- Goal
In how many lines of the data does the word "background" appear? Give the number by itself.

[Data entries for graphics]
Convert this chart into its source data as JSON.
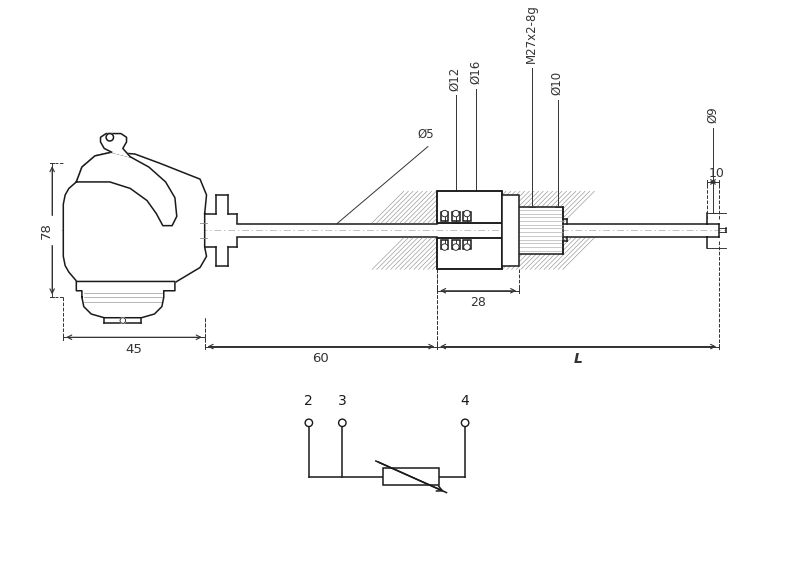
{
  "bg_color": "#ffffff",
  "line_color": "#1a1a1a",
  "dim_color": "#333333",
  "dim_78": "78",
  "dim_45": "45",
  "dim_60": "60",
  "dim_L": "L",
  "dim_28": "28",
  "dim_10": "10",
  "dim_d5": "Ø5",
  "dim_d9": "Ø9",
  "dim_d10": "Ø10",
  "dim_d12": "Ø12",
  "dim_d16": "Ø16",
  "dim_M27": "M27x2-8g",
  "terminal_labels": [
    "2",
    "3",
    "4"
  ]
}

==

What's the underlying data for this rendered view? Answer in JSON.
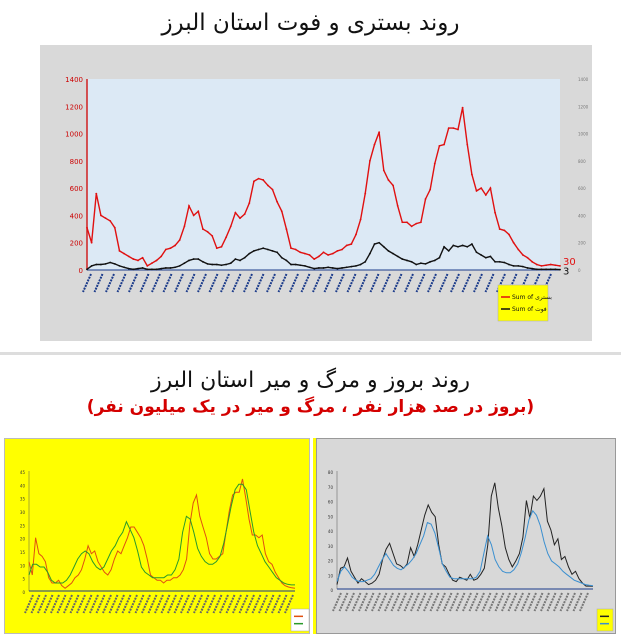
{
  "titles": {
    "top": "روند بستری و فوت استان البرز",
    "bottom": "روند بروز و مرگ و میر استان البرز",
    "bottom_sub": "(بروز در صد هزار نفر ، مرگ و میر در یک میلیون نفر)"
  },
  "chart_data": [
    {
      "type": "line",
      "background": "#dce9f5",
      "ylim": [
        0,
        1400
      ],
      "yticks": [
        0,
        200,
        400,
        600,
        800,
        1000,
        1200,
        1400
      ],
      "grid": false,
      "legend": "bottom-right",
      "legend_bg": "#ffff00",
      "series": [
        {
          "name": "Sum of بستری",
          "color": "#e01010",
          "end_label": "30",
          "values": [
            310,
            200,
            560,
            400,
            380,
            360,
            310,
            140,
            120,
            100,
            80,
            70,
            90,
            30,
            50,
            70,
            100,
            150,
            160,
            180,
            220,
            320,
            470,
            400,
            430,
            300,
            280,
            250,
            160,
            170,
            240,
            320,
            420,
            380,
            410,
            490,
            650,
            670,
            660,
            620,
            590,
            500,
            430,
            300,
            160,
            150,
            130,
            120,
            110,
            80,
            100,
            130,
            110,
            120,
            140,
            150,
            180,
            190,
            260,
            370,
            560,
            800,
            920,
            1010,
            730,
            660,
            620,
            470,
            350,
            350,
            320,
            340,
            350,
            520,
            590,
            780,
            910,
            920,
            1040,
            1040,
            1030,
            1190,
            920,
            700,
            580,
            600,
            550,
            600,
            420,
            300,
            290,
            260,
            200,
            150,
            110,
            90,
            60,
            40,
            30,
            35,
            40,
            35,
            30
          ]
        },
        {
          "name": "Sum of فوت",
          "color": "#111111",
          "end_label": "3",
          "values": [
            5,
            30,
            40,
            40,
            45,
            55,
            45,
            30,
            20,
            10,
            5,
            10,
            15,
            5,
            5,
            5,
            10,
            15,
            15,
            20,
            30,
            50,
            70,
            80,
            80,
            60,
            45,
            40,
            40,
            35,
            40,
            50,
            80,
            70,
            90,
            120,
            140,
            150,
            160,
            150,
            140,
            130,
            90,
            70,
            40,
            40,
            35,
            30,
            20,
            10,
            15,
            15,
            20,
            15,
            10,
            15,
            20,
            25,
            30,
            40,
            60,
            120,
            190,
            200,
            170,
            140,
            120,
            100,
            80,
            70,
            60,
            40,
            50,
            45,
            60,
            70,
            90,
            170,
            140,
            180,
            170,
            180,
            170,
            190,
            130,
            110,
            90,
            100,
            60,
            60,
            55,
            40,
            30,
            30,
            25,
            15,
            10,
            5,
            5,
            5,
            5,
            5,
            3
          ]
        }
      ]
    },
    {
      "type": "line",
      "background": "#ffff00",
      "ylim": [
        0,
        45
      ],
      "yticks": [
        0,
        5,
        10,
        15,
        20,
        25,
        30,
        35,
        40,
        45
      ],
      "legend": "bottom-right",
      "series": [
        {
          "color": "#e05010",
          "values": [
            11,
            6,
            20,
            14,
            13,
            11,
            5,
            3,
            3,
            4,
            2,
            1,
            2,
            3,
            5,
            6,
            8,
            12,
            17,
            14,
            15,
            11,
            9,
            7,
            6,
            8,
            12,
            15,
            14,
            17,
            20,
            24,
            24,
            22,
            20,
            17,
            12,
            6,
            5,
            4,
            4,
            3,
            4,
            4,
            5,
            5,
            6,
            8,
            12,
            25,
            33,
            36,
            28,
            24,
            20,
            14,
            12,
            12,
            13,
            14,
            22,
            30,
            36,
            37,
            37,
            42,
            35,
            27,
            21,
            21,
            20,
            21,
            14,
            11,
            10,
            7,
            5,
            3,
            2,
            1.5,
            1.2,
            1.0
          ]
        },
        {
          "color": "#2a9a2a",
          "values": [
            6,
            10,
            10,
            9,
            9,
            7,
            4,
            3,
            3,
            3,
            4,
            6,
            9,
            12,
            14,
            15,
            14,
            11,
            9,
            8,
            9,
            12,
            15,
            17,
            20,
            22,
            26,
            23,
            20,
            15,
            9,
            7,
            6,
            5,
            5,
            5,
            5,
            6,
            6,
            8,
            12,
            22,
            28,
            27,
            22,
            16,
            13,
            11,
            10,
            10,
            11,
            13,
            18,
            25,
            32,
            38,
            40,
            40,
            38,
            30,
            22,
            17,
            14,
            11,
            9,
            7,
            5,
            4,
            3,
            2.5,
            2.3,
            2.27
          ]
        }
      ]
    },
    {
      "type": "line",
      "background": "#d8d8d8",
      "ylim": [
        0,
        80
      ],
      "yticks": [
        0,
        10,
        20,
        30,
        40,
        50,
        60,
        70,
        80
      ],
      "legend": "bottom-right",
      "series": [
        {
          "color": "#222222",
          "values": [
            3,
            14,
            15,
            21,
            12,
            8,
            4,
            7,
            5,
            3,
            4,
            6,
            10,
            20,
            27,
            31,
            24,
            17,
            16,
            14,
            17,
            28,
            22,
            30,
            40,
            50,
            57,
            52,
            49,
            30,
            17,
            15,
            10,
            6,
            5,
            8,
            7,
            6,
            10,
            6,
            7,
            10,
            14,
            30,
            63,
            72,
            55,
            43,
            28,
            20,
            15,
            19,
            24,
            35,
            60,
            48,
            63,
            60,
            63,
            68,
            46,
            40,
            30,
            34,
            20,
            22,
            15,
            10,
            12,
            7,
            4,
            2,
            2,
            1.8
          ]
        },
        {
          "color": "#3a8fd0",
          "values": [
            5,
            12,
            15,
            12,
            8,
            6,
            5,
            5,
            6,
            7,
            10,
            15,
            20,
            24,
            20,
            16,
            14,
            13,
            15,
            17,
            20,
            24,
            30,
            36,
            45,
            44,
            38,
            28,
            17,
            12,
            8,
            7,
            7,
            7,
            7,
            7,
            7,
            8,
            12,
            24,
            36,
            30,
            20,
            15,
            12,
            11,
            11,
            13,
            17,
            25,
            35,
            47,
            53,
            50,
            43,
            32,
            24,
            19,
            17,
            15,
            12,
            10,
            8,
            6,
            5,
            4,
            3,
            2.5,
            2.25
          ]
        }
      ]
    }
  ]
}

--

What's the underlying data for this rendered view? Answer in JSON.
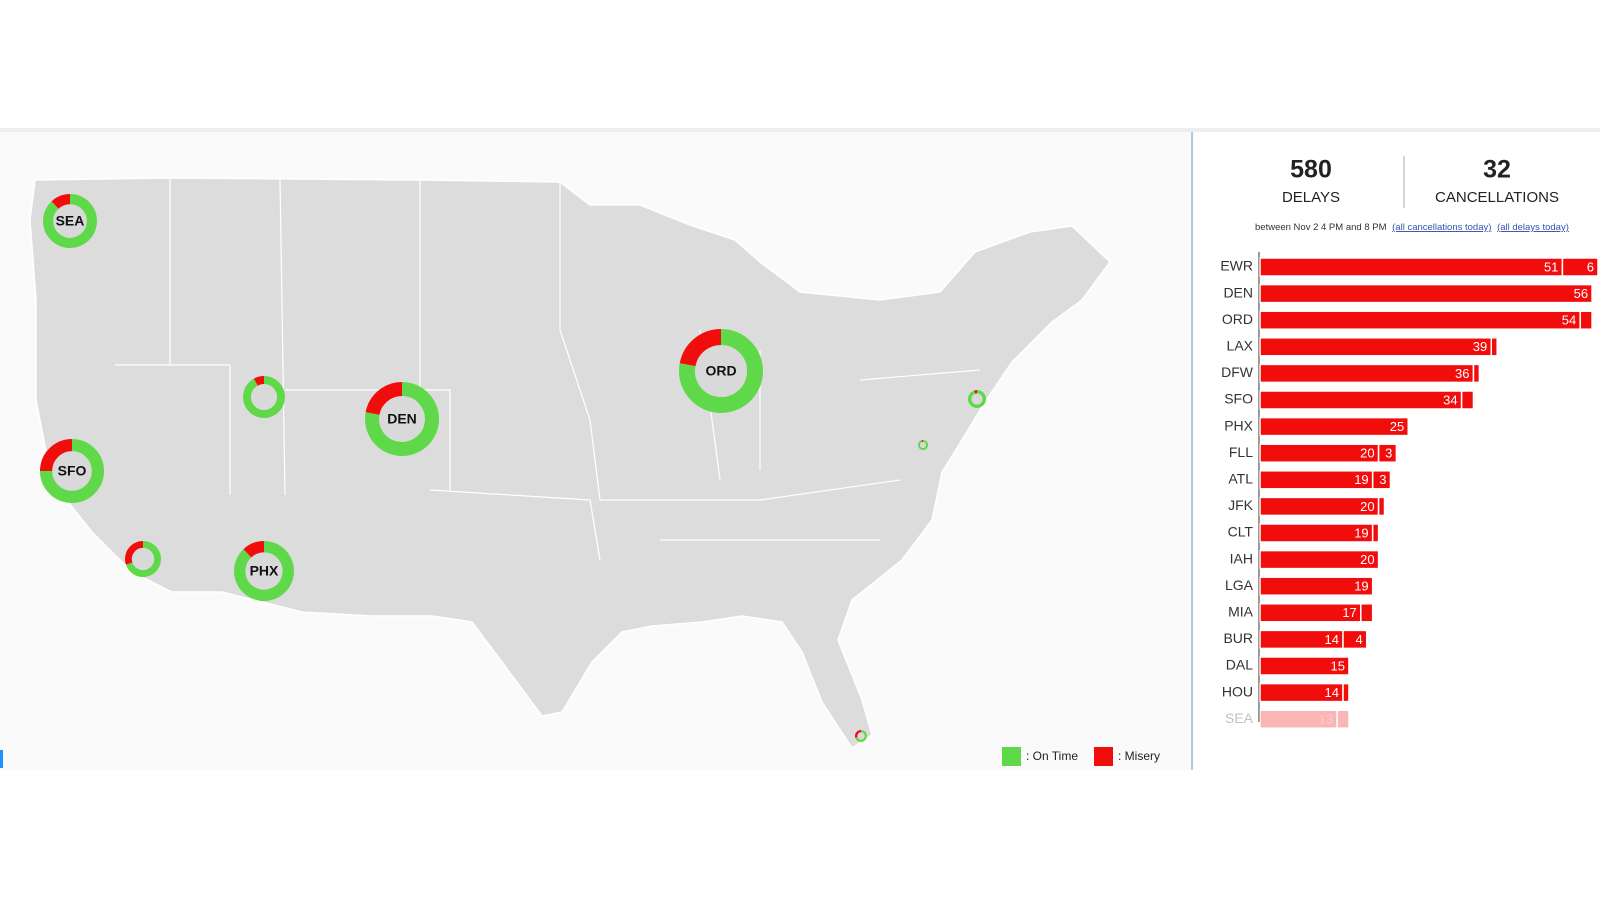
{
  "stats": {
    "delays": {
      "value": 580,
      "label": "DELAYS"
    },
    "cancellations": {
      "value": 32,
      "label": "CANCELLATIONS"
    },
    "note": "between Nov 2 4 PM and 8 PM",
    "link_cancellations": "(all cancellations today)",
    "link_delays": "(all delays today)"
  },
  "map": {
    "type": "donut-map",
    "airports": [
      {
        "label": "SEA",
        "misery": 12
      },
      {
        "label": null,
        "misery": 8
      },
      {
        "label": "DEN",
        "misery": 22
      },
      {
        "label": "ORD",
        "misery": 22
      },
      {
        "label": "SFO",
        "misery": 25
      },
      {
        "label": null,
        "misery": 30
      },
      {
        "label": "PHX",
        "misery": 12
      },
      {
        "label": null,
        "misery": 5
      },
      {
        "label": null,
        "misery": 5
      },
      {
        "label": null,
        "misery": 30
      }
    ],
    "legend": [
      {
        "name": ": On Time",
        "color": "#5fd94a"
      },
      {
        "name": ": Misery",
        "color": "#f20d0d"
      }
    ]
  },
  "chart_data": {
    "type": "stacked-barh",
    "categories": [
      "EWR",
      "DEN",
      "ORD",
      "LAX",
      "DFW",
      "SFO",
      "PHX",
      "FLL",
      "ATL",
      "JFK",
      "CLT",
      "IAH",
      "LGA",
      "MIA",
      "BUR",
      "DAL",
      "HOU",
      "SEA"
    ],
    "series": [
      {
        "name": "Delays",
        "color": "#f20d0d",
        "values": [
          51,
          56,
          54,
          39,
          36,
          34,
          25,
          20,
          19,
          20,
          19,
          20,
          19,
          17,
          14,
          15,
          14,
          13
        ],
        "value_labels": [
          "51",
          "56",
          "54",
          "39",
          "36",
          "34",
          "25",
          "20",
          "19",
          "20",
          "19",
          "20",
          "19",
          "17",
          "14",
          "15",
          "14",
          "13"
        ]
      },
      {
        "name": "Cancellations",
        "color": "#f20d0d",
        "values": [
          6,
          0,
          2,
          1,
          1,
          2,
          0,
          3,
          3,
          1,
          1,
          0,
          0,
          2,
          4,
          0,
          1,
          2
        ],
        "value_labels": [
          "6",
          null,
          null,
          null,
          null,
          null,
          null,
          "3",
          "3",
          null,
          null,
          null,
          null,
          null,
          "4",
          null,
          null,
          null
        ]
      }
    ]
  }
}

- Result
3